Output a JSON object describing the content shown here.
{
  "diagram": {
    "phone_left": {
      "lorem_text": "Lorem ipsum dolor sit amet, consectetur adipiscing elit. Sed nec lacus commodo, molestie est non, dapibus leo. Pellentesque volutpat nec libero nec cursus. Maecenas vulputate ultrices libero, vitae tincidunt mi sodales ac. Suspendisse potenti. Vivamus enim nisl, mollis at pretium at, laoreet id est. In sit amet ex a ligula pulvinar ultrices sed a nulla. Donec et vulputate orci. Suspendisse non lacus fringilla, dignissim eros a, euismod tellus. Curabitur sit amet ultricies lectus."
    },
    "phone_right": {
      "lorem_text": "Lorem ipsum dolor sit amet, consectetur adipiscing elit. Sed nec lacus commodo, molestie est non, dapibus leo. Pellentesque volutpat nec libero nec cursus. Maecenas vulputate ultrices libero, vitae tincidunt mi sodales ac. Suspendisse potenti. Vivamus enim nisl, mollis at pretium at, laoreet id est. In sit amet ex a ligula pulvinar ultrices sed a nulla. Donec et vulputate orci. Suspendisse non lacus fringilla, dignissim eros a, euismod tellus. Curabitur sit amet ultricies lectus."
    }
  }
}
★ ★ ★ ★
# Exercise
Repeat the data precisely, reproducing every entry.

# Written answer
Output a JSON object describing the content shown here.
{
  "diagram": {
    "phone_left": {
      "lorem_text": "Lorem ipsum dolor sit amet, consectetur adipiscing elit. Sed nec lacus commodo, molestie est non, dapibus leo. Pellentesque volutpat nec libero nec cursus. Maecenas vulputate ultrices libero, vitae tincidunt mi sodales ac. Suspendisse potenti. Vivamus enim nisl, mollis at pretium at, laoreet id est. In sit amet ex a ligula pulvinar ultrices sed a nulla. Donec et vulputate orci. Suspendisse non lacus fringilla, dignissim eros a, euismod tellus. Curabitur sit amet ultricies lectus."
    },
    "phone_right": {
      "lorem_text": "Lorem ipsum dolor sit amet, consectetur adipiscing elit. Sed nec lacus commodo, molestie est non, dapibus leo. Pellentesque volutpat nec libero nec cursus. Maecenas vulputate ultrices libero, vitae tincidunt mi sodales ac. Suspendisse potenti. Vivamus enim nisl, mollis at pretium at, laoreet id est. In sit amet ex a ligula pulvinar ultrices sed a nulla. Donec et vulputate orci. Suspendisse non lacus fringilla, dignissim eros a, euismod tellus. Curabitur sit amet ultricies lectus."
    }
  }
}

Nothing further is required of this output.